» WORK TO DO:
Write out every single entry exactly.

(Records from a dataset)
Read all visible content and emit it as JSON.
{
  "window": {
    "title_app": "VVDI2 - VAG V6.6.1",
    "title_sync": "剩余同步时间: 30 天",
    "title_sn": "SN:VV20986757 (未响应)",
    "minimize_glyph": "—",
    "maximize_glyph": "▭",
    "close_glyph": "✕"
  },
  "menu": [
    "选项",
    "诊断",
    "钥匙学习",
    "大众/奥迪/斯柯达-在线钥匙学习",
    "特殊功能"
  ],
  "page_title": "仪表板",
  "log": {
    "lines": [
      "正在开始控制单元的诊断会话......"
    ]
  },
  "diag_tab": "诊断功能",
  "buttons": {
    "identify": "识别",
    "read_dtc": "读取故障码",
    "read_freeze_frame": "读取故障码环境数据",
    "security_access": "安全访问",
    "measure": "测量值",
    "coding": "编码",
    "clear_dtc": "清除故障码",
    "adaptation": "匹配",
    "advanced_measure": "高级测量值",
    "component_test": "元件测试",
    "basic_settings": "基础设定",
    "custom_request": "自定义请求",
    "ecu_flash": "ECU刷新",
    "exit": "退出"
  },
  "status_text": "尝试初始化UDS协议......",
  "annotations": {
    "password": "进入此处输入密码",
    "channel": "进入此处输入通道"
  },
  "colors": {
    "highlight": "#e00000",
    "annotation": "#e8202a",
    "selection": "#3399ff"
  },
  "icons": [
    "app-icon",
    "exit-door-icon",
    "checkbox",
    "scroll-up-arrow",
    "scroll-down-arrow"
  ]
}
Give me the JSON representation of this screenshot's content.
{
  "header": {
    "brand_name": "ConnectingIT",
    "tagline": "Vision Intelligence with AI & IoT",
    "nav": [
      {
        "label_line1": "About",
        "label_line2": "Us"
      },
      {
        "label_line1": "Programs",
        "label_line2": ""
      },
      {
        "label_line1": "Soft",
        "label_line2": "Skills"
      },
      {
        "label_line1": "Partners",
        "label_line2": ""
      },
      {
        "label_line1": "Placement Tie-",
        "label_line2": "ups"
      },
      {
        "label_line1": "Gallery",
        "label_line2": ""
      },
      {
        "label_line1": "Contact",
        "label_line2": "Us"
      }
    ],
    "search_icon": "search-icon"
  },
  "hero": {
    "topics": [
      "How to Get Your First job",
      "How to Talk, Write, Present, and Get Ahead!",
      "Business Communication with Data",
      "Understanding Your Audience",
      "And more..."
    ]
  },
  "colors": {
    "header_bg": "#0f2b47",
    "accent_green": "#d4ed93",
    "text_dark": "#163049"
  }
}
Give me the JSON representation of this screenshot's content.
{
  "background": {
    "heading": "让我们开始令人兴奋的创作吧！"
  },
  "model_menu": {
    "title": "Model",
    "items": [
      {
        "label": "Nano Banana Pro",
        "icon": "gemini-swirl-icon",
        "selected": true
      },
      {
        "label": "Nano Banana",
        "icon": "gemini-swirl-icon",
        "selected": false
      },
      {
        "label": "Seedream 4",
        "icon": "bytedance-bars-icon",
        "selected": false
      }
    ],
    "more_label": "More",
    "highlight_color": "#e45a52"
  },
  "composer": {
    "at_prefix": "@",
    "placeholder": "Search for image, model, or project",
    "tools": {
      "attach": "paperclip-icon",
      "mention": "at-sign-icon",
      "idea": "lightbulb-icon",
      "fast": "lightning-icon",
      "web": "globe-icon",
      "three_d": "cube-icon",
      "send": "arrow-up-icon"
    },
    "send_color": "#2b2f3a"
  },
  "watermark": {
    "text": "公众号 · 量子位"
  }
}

» SOLVED EXERCISE:
Read all visible content and emit it as JSON.
{
  "window": {
    "title_app": "VVDI2 - VAG V6.6.1",
    "title_sync": "剩余同步时间: 30 天",
    "title_sn": "SN:VV20986757 (未响应)",
    "minimize_glyph": "—",
    "maximize_glyph": "▭",
    "close_glyph": "✕"
  },
  "menu": [
    "选项",
    "诊断",
    "钥匙学习",
    "大众/奥迪/斯柯达-在线钥匙学习",
    "特殊功能"
  ],
  "page_title": "仪表板",
  "log": {
    "lines": [
      "正在开始控制单元的诊断会话......"
    ]
  },
  "diag_tab": "诊断功能",
  "buttons": {
    "identify": "识别",
    "read_dtc": "读取故障码",
    "read_freeze_frame": "读取故障码环境数据",
    "security_access": "安全访问",
    "measure": "测量值",
    "coding": "编码",
    "clear_dtc": "清除故障码",
    "adaptation": "匹配",
    "advanced_measure": "高级测量值",
    "component_test": "元件测试",
    "basic_settings": "基础设定",
    "custom_request": "自定义请求",
    "ecu_flash": "ECU刷新",
    "exit": "退出"
  },
  "status_text": "尝试初始化UDS协议......",
  "annotations": {
    "password": "进入此处输入密码",
    "channel": "进入此处输入通道"
  },
  "colors": {
    "highlight": "#e00000",
    "annotation": "#e8202a",
    "selection": "#3399ff"
  },
  "icons": [
    "app-icon",
    "exit-door-icon",
    "checkbox",
    "scroll-up-arrow",
    "scroll-down-arrow"
  ]
}
Give me the JSON representation of this screenshot's content.
{
  "header": {
    "brand_name": "ConnectingIT",
    "tagline": "Vision Intelligence with AI & IoT",
    "nav": [
      {
        "label_line1": "About",
        "label_line2": "Us"
      },
      {
        "label_line1": "Programs",
        "label_line2": ""
      },
      {
        "label_line1": "Soft",
        "label_line2": "Skills"
      },
      {
        "label_line1": "Partners",
        "label_line2": ""
      },
      {
        "label_line1": "Placement Tie-",
        "label_line2": "ups"
      },
      {
        "label_line1": "Gallery",
        "label_line2": ""
      },
      {
        "label_line1": "Contact",
        "label_line2": "Us"
      }
    ],
    "search_icon": "search-icon"
  },
  "hero": {
    "topics": [
      "How to Get Your First job",
      "How to Talk, Write, Present, and Get Ahead!",
      "Business Communication with Data",
      "Understanding Your Audience",
      "And more..."
    ]
  },
  "colors": {
    "header_bg": "#0f2b47",
    "accent_green": "#d4ed93",
    "text_dark": "#163049"
  }
}
Give me the JSON representation of this screenshot's content.
{
  "background": {
    "heading": "让我们开始令人兴奋的创作吧！"
  },
  "model_menu": {
    "title": "Model",
    "items": [
      {
        "label": "Nano Banana Pro",
        "icon": "gemini-swirl-icon",
        "selected": true
      },
      {
        "label": "Nano Banana",
        "icon": "gemini-swirl-icon",
        "selected": false
      },
      {
        "label": "Seedream 4",
        "icon": "bytedance-bars-icon",
        "selected": false
      }
    ],
    "more_label": "More",
    "highlight_color": "#e45a52"
  },
  "composer": {
    "at_prefix": "@",
    "placeholder": "Search for image, model, or project",
    "tools": {
      "attach": "paperclip-icon",
      "mention": "at-sign-icon",
      "idea": "lightbulb-icon",
      "fast": "lightning-icon",
      "web": "globe-icon",
      "three_d": "cube-icon",
      "send": "arrow-up-icon"
    },
    "send_color": "#2b2f3a"
  },
  "watermark": {
    "text": "公众号 · 量子位"
  }
}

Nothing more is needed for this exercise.